Short exercise: Copy every line, leaving nothing out and adding nothing.
## START Dataset entries
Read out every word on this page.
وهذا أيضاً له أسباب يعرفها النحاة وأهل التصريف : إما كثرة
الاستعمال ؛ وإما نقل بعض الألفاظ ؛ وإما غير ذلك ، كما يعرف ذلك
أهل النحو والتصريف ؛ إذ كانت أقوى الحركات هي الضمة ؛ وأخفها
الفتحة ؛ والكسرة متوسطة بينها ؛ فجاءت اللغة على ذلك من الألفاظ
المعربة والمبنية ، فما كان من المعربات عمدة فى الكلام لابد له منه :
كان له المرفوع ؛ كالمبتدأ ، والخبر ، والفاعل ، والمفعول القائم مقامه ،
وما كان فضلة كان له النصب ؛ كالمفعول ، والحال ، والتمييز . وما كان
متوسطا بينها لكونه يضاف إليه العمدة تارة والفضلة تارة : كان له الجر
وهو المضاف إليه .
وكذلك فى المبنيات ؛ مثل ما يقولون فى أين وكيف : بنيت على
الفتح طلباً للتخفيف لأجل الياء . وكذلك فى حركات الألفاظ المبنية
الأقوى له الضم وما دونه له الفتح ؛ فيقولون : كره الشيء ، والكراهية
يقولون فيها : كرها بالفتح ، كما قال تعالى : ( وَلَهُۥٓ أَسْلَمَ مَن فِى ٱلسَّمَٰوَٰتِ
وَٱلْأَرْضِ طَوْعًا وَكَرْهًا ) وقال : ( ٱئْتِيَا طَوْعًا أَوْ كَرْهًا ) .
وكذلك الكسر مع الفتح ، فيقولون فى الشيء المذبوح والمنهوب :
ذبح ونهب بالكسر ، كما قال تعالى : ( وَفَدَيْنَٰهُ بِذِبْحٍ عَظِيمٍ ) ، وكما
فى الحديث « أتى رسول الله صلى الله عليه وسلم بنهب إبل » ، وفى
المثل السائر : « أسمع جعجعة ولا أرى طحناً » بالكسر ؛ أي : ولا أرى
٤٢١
## END Dataset entries
Answer to the problem:
Read out every word on this page.
وهذا أيضاً له أسباب يعرفها النحاة وأهل التصريف : إما كثرة
الاستعمال ؛ وإما نقل بعض الألفاظ ؛ وإما غير ذلك ، كما يعرف ذلك
أهل النحو والتصريف ؛ إذ كانت أقوى الحركات هي الضمة ؛ وأخفها
الفتحة ؛ والكسرة متوسطة بينها ؛ فجاءت اللغة على ذلك من الألفاظ
المعربة والمبنية ، فما كان من المعربات عمدة فى الكلام لابد له منه :
كان له المرفوع ؛ كالمبتدأ ، والخبر ، والفاعل ، والمفعول القائم مقامه ،
وما كان فضلة كان له النصب ؛ كالمفعول ، والحال ، والتمييز . وما كان
متوسطا بينها لكونه يضاف إليه العمدة تارة والفضلة تارة : كان له الجر
وهو المضاف إليه .
وكذلك فى المبنيات ؛ مثل ما يقولون فى أين وكيف : بنيت على
الفتح طلباً للتخفيف لأجل الياء . وكذلك فى حركات الألفاظ المبنية
الأقوى له الضم وما دونه له الفتح ؛ فيقولون : كره الشيء ، والكراهية
يقولون فيها : كرها بالفتح ، كما قال تعالى : ( وَلَهُۥٓ أَسْلَمَ مَن فِى ٱلسَّمَٰوَٰتِ
وَٱلْأَرْضِ طَوْعًا وَكَرْهًا ) وقال : ( ٱئْتِيَا طَوْعًا أَوْ كَرْهًا ) .
وكذلك الكسر مع الفتح ، فيقولون فى الشيء المذبوح والمنهوب :
ذبح ونهب بالكسر ، كما قال تعالى : ( وَفَدَيْنَٰهُ بِذِبْحٍ عَظِيمٍ ) ، وكما
فى الحديث « أتى رسول الله صلى الله عليه وسلم بنهب إبل » ، وفى
المثل السائر : « أسمع جعجعة ولا أرى طحناً » بالكسر ؛ أي : ولا أرى
٤٢١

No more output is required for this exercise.